Task directions: Rewrite every row below as a numbered list, leaving out any blank lines.

Input for this task:
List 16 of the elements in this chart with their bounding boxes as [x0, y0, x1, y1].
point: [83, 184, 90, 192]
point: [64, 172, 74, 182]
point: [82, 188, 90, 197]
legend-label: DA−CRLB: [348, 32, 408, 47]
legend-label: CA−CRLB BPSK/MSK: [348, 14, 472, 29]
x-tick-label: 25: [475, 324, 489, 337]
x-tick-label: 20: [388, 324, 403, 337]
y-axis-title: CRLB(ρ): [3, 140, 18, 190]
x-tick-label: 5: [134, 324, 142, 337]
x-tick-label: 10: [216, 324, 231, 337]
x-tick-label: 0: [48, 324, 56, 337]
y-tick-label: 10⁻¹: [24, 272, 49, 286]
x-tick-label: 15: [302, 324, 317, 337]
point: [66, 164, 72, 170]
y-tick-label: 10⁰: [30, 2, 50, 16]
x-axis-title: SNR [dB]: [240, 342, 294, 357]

Task response:
1. List 16 of the elements in this chart with their bounding boxes as [x0, y0, x1, y1].
2. point: [83, 184, 90, 192]
3. point: [64, 172, 74, 182]
4. point: [82, 188, 90, 197]
5. legend-label: DA−CRLB: [348, 32, 408, 47]
6. legend-label: CA−CRLB BPSK/MSK: [348, 14, 472, 29]
7. x-tick-label: 25: [475, 324, 489, 337]
8. x-tick-label: 20: [388, 324, 403, 337]
9. y-axis-title: CRLB(ρ): [3, 140, 18, 190]
10. x-tick-label: 5: [134, 324, 142, 337]
11. x-tick-label: 10: [216, 324, 231, 337]
12. x-tick-label: 0: [48, 324, 56, 337]
13. y-tick-label: 10⁻¹: [24, 272, 49, 286]
14. x-tick-label: 15: [302, 324, 317, 337]
15. point: [66, 164, 72, 170]
16. y-tick-label: 10⁰: [30, 2, 50, 16]
17. x-axis-title: SNR [dB]: [240, 342, 294, 357]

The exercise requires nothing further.